Data in this exercise
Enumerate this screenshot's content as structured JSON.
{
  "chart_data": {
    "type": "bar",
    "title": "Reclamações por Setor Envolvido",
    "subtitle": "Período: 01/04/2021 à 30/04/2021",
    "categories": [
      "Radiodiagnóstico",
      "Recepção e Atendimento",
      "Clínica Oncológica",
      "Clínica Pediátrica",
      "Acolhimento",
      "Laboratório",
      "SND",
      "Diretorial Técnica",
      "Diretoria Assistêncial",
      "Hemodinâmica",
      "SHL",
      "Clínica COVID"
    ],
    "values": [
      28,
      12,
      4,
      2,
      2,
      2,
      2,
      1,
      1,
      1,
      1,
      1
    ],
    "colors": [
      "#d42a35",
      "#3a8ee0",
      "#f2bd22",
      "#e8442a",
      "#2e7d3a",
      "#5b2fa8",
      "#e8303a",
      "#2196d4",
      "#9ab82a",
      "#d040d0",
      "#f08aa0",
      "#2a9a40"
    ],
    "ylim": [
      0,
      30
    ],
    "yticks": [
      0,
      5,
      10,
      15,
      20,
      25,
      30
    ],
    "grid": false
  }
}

Directive
Return all lines of the material above in which the word "Clínica" occurs.

The answer
      "Clínica Oncológica",
      "Clínica Pediátrica",
      "Clínica COVID"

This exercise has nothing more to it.